* [TASK BRIEF] Repeat the data verbatim.

─── AVAILABLE DATA

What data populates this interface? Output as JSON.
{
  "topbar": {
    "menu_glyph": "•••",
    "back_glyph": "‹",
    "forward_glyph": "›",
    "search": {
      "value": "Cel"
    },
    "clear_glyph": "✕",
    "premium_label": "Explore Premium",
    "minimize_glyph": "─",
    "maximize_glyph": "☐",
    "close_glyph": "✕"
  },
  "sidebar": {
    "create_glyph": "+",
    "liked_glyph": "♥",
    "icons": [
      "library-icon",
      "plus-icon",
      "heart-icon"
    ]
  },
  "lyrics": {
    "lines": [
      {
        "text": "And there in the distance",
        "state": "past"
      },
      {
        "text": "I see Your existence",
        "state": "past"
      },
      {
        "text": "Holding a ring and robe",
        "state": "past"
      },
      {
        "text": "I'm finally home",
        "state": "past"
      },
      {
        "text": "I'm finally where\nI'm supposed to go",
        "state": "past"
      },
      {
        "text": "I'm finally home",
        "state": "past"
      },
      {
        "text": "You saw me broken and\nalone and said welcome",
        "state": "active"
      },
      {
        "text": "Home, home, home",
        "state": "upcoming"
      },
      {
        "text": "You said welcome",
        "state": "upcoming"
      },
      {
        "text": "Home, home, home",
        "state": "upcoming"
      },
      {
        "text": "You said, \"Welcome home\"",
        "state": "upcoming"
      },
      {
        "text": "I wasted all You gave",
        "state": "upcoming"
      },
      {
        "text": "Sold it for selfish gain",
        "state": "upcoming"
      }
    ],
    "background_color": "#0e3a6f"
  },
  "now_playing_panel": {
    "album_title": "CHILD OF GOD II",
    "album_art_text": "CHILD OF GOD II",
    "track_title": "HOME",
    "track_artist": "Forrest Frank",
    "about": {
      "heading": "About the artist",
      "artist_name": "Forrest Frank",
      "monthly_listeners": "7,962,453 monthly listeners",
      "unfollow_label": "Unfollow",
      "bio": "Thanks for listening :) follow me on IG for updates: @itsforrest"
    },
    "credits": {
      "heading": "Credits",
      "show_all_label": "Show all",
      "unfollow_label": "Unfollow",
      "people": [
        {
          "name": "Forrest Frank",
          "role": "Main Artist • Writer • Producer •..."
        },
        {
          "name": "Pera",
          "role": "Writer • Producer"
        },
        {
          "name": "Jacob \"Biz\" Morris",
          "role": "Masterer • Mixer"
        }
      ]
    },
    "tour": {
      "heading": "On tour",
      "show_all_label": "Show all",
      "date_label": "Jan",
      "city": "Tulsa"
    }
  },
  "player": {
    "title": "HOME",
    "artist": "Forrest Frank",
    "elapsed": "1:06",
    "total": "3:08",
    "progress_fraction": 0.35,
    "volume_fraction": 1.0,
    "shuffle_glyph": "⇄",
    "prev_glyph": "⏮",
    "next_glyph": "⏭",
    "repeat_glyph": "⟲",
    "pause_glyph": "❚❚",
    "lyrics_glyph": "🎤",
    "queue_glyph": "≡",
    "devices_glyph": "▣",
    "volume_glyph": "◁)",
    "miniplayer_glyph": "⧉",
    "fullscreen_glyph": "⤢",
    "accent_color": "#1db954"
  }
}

──────

* [RESULT OF THIS TASK]
What data populates this interface? Output as JSON.
{
  "topbar": {
    "menu_glyph": "•••",
    "back_glyph": "‹",
    "forward_glyph": "›",
    "search": {
      "value": "Cel"
    },
    "clear_glyph": "✕",
    "premium_label": "Explore Premium",
    "minimize_glyph": "─",
    "maximize_glyph": "☐",
    "close_glyph": "✕"
  },
  "sidebar": {
    "create_glyph": "+",
    "liked_glyph": "♥",
    "icons": [
      "library-icon",
      "plus-icon",
      "heart-icon"
    ]
  },
  "lyrics": {
    "lines": [
      {
        "text": "And there in the distance",
        "state": "past"
      },
      {
        "text": "I see Your existence",
        "state": "past"
      },
      {
        "text": "Holding a ring and robe",
        "state": "past"
      },
      {
        "text": "I'm finally home",
        "state": "past"
      },
      {
        "text": "I'm finally where\nI'm supposed to go",
        "state": "past"
      },
      {
        "text": "I'm finally home",
        "state": "past"
      },
      {
        "text": "You saw me broken and\nalone and said welcome",
        "state": "active"
      },
      {
        "text": "Home, home, home",
        "state": "upcoming"
      },
      {
        "text": "You said welcome",
        "state": "upcoming"
      },
      {
        "text": "Home, home, home",
        "state": "upcoming"
      },
      {
        "text": "You said, \"Welcome home\"",
        "state": "upcoming"
      },
      {
        "text": "I wasted all You gave",
        "state": "upcoming"
      },
      {
        "text": "Sold it for selfish gain",
        "state": "upcoming"
      }
    ],
    "background_color": "#0e3a6f"
  },
  "now_playing_panel": {
    "album_title": "CHILD OF GOD II",
    "album_art_text": "CHILD OF GOD II",
    "track_title": "HOME",
    "track_artist": "Forrest Frank",
    "about": {
      "heading": "About the artist",
      "artist_name": "Forrest Frank",
      "monthly_listeners": "7,962,453 monthly listeners",
      "unfollow_label": "Unfollow",
      "bio": "Thanks for listening :) follow me on IG for updates: @itsforrest"
    },
    "credits": {
      "heading": "Credits",
      "show_all_label": "Show all",
      "unfollow_label": "Unfollow",
      "people": [
        {
          "name": "Forrest Frank",
          "role": "Main Artist • Writer • Producer •..."
        },
        {
          "name": "Pera",
          "role": "Writer • Producer"
        },
        {
          "name": "Jacob \"Biz\" Morris",
          "role": "Masterer • Mixer"
        }
      ]
    },
    "tour": {
      "heading": "On tour",
      "show_all_label": "Show all",
      "date_label": "Jan",
      "city": "Tulsa"
    }
  },
  "player": {
    "title": "HOME",
    "artist": "Forrest Frank",
    "elapsed": "1:06",
    "total": "3:08",
    "progress_fraction": 0.35,
    "volume_fraction": 1.0,
    "shuffle_glyph": "⇄",
    "prev_glyph": "⏮",
    "next_glyph": "⏭",
    "repeat_glyph": "⟲",
    "pause_glyph": "❚❚",
    "lyrics_glyph": "🎤",
    "queue_glyph": "≡",
    "devices_glyph": "▣",
    "volume_glyph": "◁)",
    "miniplayer_glyph": "⧉",
    "fullscreen_glyph": "⤢",
    "accent_color": "#1db954"
  }
}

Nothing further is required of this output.